**DIRECTION**
Please give the listing again, word for word, with nothing left out.

**SOURCE DATA**
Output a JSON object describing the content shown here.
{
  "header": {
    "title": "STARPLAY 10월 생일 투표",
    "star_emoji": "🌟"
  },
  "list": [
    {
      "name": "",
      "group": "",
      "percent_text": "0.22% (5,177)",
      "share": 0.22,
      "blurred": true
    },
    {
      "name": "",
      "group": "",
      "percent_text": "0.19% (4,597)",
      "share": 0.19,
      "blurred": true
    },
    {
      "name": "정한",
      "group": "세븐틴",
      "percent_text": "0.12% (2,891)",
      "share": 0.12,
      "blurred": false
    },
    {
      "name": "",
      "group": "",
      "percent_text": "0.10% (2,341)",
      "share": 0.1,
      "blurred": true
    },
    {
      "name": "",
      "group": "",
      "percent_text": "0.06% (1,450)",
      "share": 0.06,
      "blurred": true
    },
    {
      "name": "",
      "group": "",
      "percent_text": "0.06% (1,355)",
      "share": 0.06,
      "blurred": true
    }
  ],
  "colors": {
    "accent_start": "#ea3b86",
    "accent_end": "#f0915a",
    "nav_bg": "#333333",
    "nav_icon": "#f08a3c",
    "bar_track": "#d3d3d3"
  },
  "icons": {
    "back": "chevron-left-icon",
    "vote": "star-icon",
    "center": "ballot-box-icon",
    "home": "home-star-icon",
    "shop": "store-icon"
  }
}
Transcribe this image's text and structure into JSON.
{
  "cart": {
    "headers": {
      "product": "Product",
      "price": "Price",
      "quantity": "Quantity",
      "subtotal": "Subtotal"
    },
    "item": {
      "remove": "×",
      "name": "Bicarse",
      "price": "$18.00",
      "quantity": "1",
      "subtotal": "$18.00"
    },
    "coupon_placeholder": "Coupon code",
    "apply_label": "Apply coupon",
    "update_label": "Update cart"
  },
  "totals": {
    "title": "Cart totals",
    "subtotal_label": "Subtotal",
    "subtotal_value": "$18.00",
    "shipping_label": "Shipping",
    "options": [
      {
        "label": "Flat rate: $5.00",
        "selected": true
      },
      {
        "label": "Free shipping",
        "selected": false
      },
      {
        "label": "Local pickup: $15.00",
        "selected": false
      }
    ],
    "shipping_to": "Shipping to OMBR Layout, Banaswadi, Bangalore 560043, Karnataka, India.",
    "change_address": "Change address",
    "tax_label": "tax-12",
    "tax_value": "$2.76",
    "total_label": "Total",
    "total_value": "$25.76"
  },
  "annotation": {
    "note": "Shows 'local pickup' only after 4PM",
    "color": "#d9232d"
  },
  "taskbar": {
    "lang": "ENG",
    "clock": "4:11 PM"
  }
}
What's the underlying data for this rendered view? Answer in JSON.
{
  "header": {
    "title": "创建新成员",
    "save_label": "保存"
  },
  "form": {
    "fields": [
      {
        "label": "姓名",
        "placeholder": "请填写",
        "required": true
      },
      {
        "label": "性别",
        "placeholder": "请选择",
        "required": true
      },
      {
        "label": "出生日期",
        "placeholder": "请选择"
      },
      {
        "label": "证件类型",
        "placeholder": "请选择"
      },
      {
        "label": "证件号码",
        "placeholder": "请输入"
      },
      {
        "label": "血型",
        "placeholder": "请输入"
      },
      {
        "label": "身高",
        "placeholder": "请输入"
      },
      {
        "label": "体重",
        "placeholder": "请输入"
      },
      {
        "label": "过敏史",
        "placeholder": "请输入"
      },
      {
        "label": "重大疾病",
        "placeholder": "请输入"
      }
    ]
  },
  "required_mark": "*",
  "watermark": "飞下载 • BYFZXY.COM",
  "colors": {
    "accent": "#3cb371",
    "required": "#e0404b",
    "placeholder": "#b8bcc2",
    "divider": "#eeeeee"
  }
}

**CORRECT OUTPUT**
Output a JSON object describing the content shown here.
{
  "header": {
    "title": "STARPLAY 10월 생일 투표",
    "star_emoji": "🌟"
  },
  "list": [
    {
      "name": "",
      "group": "",
      "percent_text": "0.22% (5,177)",
      "share": 0.22,
      "blurred": true
    },
    {
      "name": "",
      "group": "",
      "percent_text": "0.19% (4,597)",
      "share": 0.19,
      "blurred": true
    },
    {
      "name": "정한",
      "group": "세븐틴",
      "percent_text": "0.12% (2,891)",
      "share": 0.12,
      "blurred": false
    },
    {
      "name": "",
      "group": "",
      "percent_text": "0.10% (2,341)",
      "share": 0.1,
      "blurred": true
    },
    {
      "name": "",
      "group": "",
      "percent_text": "0.06% (1,450)",
      "share": 0.06,
      "blurred": true
    },
    {
      "name": "",
      "group": "",
      "percent_text": "0.06% (1,355)",
      "share": 0.06,
      "blurred": true
    }
  ],
  "colors": {
    "accent_start": "#ea3b86",
    "accent_end": "#f0915a",
    "nav_bg": "#333333",
    "nav_icon": "#f08a3c",
    "bar_track": "#d3d3d3"
  },
  "icons": {
    "back": "chevron-left-icon",
    "vote": "star-icon",
    "center": "ballot-box-icon",
    "home": "home-star-icon",
    "shop": "store-icon"
  }
}
Transcribe this image's text and structure into JSON.
{
  "cart": {
    "headers": {
      "product": "Product",
      "price": "Price",
      "quantity": "Quantity",
      "subtotal": "Subtotal"
    },
    "item": {
      "remove": "×",
      "name": "Bicarse",
      "price": "$18.00",
      "quantity": "1",
      "subtotal": "$18.00"
    },
    "coupon_placeholder": "Coupon code",
    "apply_label": "Apply coupon",
    "update_label": "Update cart"
  },
  "totals": {
    "title": "Cart totals",
    "subtotal_label": "Subtotal",
    "subtotal_value": "$18.00",
    "shipping_label": "Shipping",
    "options": [
      {
        "label": "Flat rate: $5.00",
        "selected": true
      },
      {
        "label": "Free shipping",
        "selected": false
      },
      {
        "label": "Local pickup: $15.00",
        "selected": false
      }
    ],
    "shipping_to": "Shipping to OMBR Layout, Banaswadi, Bangalore 560043, Karnataka, India.",
    "change_address": "Change address",
    "tax_label": "tax-12",
    "tax_value": "$2.76",
    "total_label": "Total",
    "total_value": "$25.76"
  },
  "annotation": {
    "note": "Shows 'local pickup' only after 4PM",
    "color": "#d9232d"
  },
  "taskbar": {
    "lang": "ENG",
    "clock": "4:11 PM"
  }
}
What's the underlying data for this rendered view? Answer in JSON.
{
  "header": {
    "title": "创建新成员",
    "save_label": "保存"
  },
  "form": {
    "fields": [
      {
        "label": "姓名",
        "placeholder": "请填写",
        "required": true
      },
      {
        "label": "性别",
        "placeholder": "请选择",
        "required": true
      },
      {
        "label": "出生日期",
        "placeholder": "请选择"
      },
      {
        "label": "证件类型",
        "placeholder": "请选择"
      },
      {
        "label": "证件号码",
        "placeholder": "请输入"
      },
      {
        "label": "血型",
        "placeholder": "请输入"
      },
      {
        "label": "身高",
        "placeholder": "请输入"
      },
      {
        "label": "体重",
        "placeholder": "请输入"
      },
      {
        "label": "过敏史",
        "placeholder": "请输入"
      },
      {
        "label": "重大疾病",
        "placeholder": "请输入"
      }
    ]
  },
  "required_mark": "*",
  "watermark": "飞下载 • BYFZXY.COM",
  "colors": {
    "accent": "#3cb371",
    "required": "#e0404b",
    "placeholder": "#b8bcc2",
    "divider": "#eeeeee"
  }
}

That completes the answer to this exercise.